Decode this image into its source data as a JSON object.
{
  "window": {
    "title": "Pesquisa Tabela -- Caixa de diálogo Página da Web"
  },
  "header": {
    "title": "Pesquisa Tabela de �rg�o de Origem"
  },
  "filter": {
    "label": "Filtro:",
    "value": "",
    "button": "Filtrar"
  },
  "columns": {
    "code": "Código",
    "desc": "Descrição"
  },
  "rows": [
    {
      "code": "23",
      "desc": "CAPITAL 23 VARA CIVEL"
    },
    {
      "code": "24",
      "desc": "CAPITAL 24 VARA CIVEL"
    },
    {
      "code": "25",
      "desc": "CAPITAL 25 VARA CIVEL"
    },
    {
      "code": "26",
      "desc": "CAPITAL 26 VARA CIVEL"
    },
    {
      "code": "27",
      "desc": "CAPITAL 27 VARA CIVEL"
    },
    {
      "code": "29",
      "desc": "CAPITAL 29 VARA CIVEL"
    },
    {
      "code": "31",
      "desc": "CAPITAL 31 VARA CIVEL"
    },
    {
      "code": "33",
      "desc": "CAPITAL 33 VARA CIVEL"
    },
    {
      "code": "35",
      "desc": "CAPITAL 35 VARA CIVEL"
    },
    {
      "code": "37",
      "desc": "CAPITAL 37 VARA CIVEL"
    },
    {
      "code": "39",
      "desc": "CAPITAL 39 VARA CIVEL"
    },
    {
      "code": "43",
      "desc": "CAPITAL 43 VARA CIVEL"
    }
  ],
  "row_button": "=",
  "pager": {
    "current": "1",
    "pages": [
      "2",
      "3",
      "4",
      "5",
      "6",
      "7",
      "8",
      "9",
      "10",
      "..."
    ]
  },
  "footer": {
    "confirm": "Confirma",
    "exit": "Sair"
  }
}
---
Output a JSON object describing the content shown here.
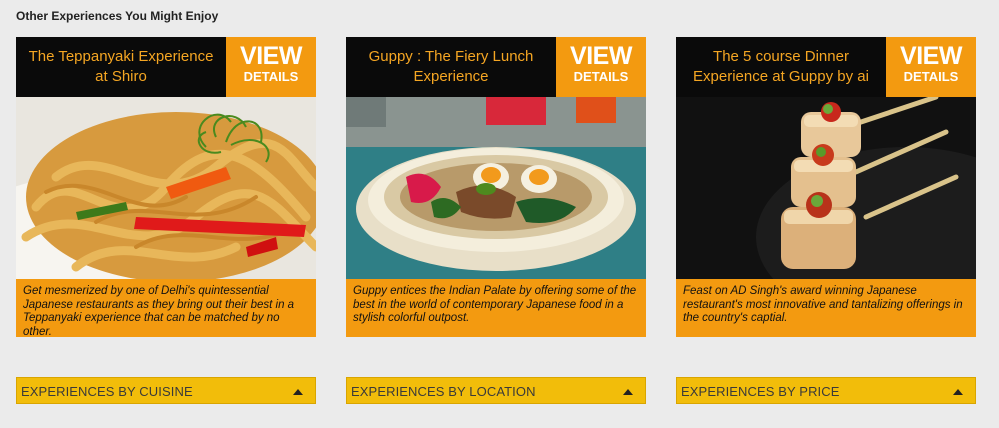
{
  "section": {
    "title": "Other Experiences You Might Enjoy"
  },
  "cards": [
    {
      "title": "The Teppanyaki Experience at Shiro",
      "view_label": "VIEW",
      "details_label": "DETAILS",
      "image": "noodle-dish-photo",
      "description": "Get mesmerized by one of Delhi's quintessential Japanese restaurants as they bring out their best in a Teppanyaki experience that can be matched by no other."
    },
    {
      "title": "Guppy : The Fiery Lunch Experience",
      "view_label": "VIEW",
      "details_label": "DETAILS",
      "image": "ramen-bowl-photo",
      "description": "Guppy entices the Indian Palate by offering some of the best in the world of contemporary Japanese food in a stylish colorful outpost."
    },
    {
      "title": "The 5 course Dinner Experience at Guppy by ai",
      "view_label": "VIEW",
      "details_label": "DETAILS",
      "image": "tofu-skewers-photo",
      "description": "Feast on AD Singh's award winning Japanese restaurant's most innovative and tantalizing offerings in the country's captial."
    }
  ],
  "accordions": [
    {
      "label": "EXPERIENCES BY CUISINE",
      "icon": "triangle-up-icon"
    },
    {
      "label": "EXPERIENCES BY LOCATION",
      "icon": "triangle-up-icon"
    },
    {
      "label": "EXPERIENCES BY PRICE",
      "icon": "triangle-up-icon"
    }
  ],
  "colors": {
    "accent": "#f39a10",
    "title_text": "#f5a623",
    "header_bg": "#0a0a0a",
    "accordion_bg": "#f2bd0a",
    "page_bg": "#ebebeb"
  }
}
---
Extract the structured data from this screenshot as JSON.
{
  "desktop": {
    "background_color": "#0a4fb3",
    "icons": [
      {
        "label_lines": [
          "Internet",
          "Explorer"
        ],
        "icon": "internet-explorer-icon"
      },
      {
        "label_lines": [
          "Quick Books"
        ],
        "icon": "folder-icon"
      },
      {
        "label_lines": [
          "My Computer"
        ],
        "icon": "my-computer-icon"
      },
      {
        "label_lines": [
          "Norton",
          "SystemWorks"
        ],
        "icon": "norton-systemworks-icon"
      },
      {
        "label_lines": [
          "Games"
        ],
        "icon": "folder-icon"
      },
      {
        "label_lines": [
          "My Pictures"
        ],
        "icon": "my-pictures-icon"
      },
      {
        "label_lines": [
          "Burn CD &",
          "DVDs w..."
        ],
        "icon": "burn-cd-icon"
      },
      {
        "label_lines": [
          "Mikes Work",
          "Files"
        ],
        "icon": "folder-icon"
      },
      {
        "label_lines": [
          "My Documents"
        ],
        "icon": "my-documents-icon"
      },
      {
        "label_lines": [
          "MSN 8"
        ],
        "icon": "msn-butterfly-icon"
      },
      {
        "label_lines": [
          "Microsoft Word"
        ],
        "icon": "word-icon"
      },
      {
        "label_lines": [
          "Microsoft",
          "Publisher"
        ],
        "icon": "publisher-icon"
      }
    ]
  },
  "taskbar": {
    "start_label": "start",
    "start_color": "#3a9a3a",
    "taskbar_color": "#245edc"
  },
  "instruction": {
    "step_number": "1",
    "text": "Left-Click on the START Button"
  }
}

SET TASK: Pull every line holding "this" out of the records.

OUTPUT OF THE TASK:
Decode this image into its source data as a JSON object.
Extract the structured data from this screenshot as JSON.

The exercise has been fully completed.